(Excerpts from a figure dataset)
*** Block opens ***

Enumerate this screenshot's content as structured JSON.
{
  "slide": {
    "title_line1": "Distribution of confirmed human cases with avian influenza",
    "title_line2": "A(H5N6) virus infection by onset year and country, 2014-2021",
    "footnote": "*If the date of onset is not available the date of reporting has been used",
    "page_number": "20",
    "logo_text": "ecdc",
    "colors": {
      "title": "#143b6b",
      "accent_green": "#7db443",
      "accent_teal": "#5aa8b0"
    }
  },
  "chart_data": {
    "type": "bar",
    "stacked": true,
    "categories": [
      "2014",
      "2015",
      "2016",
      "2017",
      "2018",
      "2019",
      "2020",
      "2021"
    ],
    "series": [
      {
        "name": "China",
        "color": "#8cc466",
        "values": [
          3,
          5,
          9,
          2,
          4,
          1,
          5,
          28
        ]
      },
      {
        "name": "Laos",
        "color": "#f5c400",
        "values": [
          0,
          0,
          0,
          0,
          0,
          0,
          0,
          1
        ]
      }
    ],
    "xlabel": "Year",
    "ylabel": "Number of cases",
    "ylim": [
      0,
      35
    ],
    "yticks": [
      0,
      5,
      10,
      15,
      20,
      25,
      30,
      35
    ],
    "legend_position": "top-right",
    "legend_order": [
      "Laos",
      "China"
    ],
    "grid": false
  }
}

*** Block closes ***

Problem requirements.
Could you write out all the entries exactly as given?

Your response.
Enumerate this screenshot's content as structured JSON.
{
  "slide": {
    "title_line1": "Distribution of confirmed human cases with avian influenza",
    "title_line2": "A(H5N6) virus infection by onset year and country, 2014-2021",
    "footnote": "*If the date of onset is not available the date of reporting has been used",
    "page_number": "20",
    "logo_text": "ecdc",
    "colors": {
      "title": "#143b6b",
      "accent_green": "#7db443",
      "accent_teal": "#5aa8b0"
    }
  },
  "chart_data": {
    "type": "bar",
    "stacked": true,
    "categories": [
      "2014",
      "2015",
      "2016",
      "2017",
      "2018",
      "2019",
      "2020",
      "2021"
    ],
    "series": [
      {
        "name": "China",
        "color": "#8cc466",
        "values": [
          3,
          5,
          9,
          2,
          4,
          1,
          5,
          28
        ]
      },
      {
        "name": "Laos",
        "color": "#f5c400",
        "values": [
          0,
          0,
          0,
          0,
          0,
          0,
          0,
          1
        ]
      }
    ],
    "xlabel": "Year",
    "ylabel": "Number of cases",
    "ylim": [
      0,
      35
    ],
    "yticks": [
      0,
      5,
      10,
      15,
      20,
      25,
      30,
      35
    ],
    "legend_position": "top-right",
    "legend_order": [
      "Laos",
      "China"
    ],
    "grid": false
  }
}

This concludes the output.